The exercise => Repeat the material below exactly, line for line.

Records supplied =>
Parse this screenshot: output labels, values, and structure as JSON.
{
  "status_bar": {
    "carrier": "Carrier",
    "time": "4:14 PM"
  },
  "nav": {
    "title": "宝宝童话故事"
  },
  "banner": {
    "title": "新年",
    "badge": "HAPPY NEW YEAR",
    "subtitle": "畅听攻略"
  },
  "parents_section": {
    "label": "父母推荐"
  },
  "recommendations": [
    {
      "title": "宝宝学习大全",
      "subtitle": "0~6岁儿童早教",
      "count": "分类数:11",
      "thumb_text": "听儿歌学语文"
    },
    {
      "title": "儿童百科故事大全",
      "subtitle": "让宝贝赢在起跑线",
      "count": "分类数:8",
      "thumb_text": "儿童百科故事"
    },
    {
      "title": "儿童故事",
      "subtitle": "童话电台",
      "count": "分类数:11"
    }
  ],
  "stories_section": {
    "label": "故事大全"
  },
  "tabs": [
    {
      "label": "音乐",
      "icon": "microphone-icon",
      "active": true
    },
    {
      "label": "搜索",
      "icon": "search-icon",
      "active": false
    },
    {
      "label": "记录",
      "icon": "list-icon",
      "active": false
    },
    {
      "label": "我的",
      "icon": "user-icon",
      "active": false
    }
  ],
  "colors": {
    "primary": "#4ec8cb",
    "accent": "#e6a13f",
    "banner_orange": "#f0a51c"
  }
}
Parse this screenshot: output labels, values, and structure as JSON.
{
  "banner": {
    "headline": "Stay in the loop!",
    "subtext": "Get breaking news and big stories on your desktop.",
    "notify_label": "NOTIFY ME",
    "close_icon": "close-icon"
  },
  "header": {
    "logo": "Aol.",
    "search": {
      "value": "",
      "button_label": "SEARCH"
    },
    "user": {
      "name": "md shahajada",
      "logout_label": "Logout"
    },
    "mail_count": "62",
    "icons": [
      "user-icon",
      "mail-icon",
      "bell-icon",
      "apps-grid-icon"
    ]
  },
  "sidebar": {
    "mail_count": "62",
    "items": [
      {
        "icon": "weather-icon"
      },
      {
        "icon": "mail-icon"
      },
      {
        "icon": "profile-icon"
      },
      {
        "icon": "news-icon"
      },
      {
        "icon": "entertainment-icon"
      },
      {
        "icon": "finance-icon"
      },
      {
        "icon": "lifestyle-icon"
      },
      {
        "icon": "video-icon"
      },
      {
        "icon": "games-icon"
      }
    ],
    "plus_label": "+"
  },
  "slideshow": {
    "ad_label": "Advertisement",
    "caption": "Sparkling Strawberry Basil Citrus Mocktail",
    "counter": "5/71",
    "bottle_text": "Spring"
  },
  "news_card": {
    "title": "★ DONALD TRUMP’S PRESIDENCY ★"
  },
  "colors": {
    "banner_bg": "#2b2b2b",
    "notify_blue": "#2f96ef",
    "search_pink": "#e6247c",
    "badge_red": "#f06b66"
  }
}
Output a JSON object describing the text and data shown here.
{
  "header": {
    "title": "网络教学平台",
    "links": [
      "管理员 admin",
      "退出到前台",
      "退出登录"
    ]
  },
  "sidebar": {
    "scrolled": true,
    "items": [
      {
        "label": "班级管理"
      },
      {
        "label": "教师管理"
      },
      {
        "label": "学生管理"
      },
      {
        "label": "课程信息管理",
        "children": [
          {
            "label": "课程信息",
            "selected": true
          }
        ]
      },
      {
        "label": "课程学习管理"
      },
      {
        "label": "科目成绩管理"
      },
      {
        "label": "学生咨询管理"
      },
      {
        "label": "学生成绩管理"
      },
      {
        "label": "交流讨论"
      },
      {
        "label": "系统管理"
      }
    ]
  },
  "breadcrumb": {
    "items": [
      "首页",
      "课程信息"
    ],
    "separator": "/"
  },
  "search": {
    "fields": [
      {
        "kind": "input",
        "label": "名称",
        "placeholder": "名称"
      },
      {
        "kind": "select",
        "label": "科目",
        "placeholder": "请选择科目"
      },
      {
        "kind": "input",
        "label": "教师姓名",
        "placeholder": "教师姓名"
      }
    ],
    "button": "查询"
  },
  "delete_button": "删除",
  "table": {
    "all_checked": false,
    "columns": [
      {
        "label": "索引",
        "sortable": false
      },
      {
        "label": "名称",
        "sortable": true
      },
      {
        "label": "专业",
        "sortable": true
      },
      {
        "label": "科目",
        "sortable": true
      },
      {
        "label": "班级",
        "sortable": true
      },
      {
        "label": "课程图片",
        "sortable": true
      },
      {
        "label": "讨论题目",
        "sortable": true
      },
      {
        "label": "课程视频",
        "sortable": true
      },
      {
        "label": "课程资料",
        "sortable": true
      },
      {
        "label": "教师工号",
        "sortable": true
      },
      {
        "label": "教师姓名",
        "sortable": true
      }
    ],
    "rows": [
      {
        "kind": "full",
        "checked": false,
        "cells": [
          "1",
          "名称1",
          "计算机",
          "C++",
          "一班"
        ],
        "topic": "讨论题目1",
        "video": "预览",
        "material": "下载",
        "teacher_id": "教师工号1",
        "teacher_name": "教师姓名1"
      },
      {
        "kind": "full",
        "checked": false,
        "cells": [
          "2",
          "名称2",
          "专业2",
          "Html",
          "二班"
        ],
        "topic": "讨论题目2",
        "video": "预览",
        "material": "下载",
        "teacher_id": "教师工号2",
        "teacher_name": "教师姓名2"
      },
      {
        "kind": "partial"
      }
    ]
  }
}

Solution to this problem =>
Parse this screenshot: output labels, values, and structure as JSON.
{
  "status_bar": {
    "carrier": "Carrier",
    "time": "4:14 PM"
  },
  "nav": {
    "title": "宝宝童话故事"
  },
  "banner": {
    "title": "新年",
    "badge": "HAPPY NEW YEAR",
    "subtitle": "畅听攻略"
  },
  "parents_section": {
    "label": "父母推荐"
  },
  "recommendations": [
    {
      "title": "宝宝学习大全",
      "subtitle": "0~6岁儿童早教",
      "count": "分类数:11",
      "thumb_text": "听儿歌学语文"
    },
    {
      "title": "儿童百科故事大全",
      "subtitle": "让宝贝赢在起跑线",
      "count": "分类数:8",
      "thumb_text": "儿童百科故事"
    },
    {
      "title": "儿童故事",
      "subtitle": "童话电台",
      "count": "分类数:11"
    }
  ],
  "stories_section": {
    "label": "故事大全"
  },
  "tabs": [
    {
      "label": "音乐",
      "icon": "microphone-icon",
      "active": true
    },
    {
      "label": "搜索",
      "icon": "search-icon",
      "active": false
    },
    {
      "label": "记录",
      "icon": "list-icon",
      "active": false
    },
    {
      "label": "我的",
      "icon": "user-icon",
      "active": false
    }
  ],
  "colors": {
    "primary": "#4ec8cb",
    "accent": "#e6a13f",
    "banner_orange": "#f0a51c"
  }
}
Parse this screenshot: output labels, values, and structure as JSON.
{
  "banner": {
    "headline": "Stay in the loop!",
    "subtext": "Get breaking news and big stories on your desktop.",
    "notify_label": "NOTIFY ME",
    "close_icon": "close-icon"
  },
  "header": {
    "logo": "Aol.",
    "search": {
      "value": "",
      "button_label": "SEARCH"
    },
    "user": {
      "name": "md shahajada",
      "logout_label": "Logout"
    },
    "mail_count": "62",
    "icons": [
      "user-icon",
      "mail-icon",
      "bell-icon",
      "apps-grid-icon"
    ]
  },
  "sidebar": {
    "mail_count": "62",
    "items": [
      {
        "icon": "weather-icon"
      },
      {
        "icon": "mail-icon"
      },
      {
        "icon": "profile-icon"
      },
      {
        "icon": "news-icon"
      },
      {
        "icon": "entertainment-icon"
      },
      {
        "icon": "finance-icon"
      },
      {
        "icon": "lifestyle-icon"
      },
      {
        "icon": "video-icon"
      },
      {
        "icon": "games-icon"
      }
    ],
    "plus_label": "+"
  },
  "slideshow": {
    "ad_label": "Advertisement",
    "caption": "Sparkling Strawberry Basil Citrus Mocktail",
    "counter": "5/71",
    "bottle_text": "Spring"
  },
  "news_card": {
    "title": "★ DONALD TRUMP’S PRESIDENCY ★"
  },
  "colors": {
    "banner_bg": "#2b2b2b",
    "notify_blue": "#2f96ef",
    "search_pink": "#e6247c",
    "badge_red": "#f06b66"
  }
}
Output a JSON object describing the text and data shown here.
{
  "header": {
    "title": "网络教学平台",
    "links": [
      "管理员 admin",
      "退出到前台",
      "退出登录"
    ]
  },
  "sidebar": {
    "scrolled": true,
    "items": [
      {
        "label": "班级管理"
      },
      {
        "label": "教师管理"
      },
      {
        "label": "学生管理"
      },
      {
        "label": "课程信息管理",
        "children": [
          {
            "label": "课程信息",
            "selected": true
          }
        ]
      },
      {
        "label": "课程学习管理"
      },
      {
        "label": "科目成绩管理"
      },
      {
        "label": "学生咨询管理"
      },
      {
        "label": "学生成绩管理"
      },
      {
        "label": "交流讨论"
      },
      {
        "label": "系统管理"
      }
    ]
  },
  "breadcrumb": {
    "items": [
      "首页",
      "课程信息"
    ],
    "separator": "/"
  },
  "search": {
    "fields": [
      {
        "kind": "input",
        "label": "名称",
        "placeholder": "名称"
      },
      {
        "kind": "select",
        "label": "科目",
        "placeholder": "请选择科目"
      },
      {
        "kind": "input",
        "label": "教师姓名",
        "placeholder": "教师姓名"
      }
    ],
    "button": "查询"
  },
  "delete_button": "删除",
  "table": {
    "all_checked": false,
    "columns": [
      {
        "label": "索引",
        "sortable": false
      },
      {
        "label": "名称",
        "sortable": true
      },
      {
        "label": "专业",
        "sortable": true
      },
      {
        "label": "科目",
        "sortable": true
      },
      {
        "label": "班级",
        "sortable": true
      },
      {
        "label": "课程图片",
        "sortable": true
      },
      {
        "label": "讨论题目",
        "sortable": true
      },
      {
        "label": "课程视频",
        "sortable": true
      },
      {
        "label": "课程资料",
        "sortable": true
      },
      {
        "label": "教师工号",
        "sortable": true
      },
      {
        "label": "教师姓名",
        "sortable": true
      }
    ],
    "rows": [
      {
        "kind": "full",
        "checked": false,
        "cells": [
          "1",
          "名称1",
          "计算机",
          "C++",
          "一班"
        ],
        "topic": "讨论题目1",
        "video": "预览",
        "material": "下载",
        "teacher_id": "教师工号1",
        "teacher_name": "教师姓名1"
      },
      {
        "kind": "full",
        "checked": false,
        "cells": [
          "2",
          "名称2",
          "专业2",
          "Html",
          "二班"
        ],
        "topic": "讨论题目2",
        "video": "预览",
        "material": "下载",
        "teacher_id": "教师工号2",
        "teacher_name": "教师姓名2"
      },
      {
        "kind": "partial"
      }
    ]
  }
}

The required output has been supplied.